## Start ITEMS

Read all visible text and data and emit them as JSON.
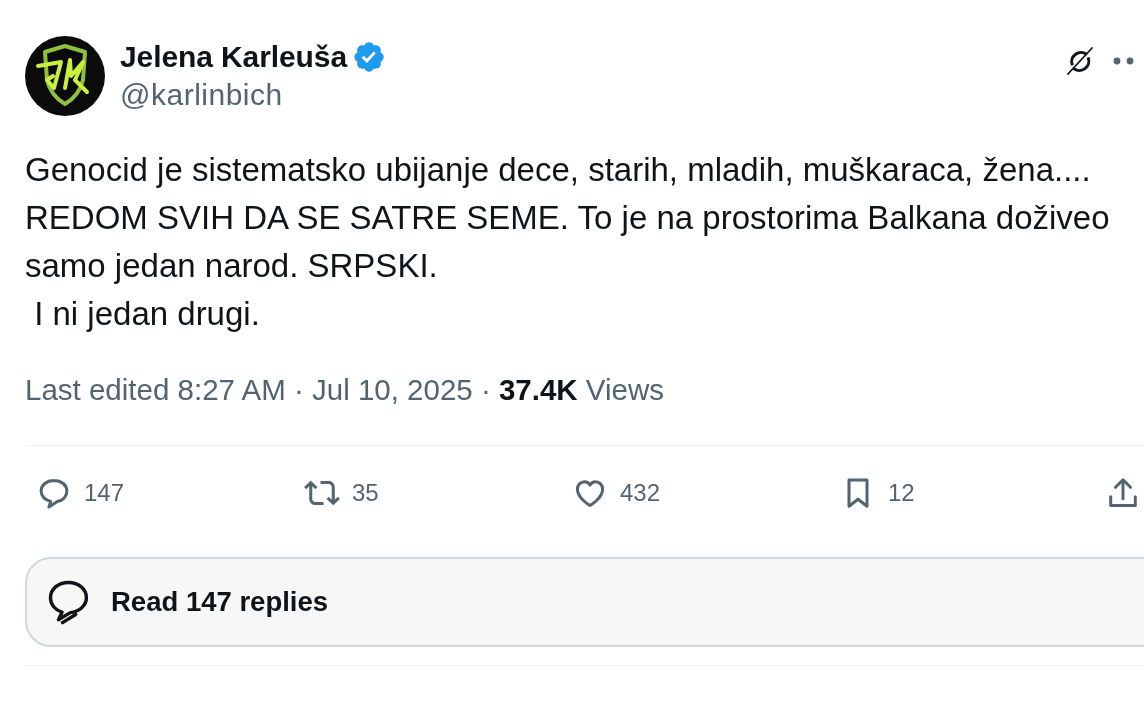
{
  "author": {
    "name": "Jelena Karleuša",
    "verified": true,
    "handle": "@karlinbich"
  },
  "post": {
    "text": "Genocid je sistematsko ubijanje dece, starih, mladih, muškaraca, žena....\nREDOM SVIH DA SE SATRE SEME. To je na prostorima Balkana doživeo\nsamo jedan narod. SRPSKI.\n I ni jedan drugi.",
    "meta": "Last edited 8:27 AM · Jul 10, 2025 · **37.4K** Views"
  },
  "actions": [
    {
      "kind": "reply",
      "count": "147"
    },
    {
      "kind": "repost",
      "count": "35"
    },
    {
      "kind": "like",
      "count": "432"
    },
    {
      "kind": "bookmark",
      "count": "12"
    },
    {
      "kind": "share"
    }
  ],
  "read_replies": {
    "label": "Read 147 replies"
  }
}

## End ITEMS

DO THIS:
Filter the listing above for the string "text" and copy every matching line.

RESULT OF THE EXERCISE:
Read all visible text and data and emit them as JSON.
    "text": "Genocid je sistematsko ubijanje dece, starih, mladih, muškaraca, žena....\nREDOM SVIH DA SE SATRE SEME. To je na prostorima Balkana doživeo\nsamo jedan narod. SRPSKI.\n I ni jedan drugi.",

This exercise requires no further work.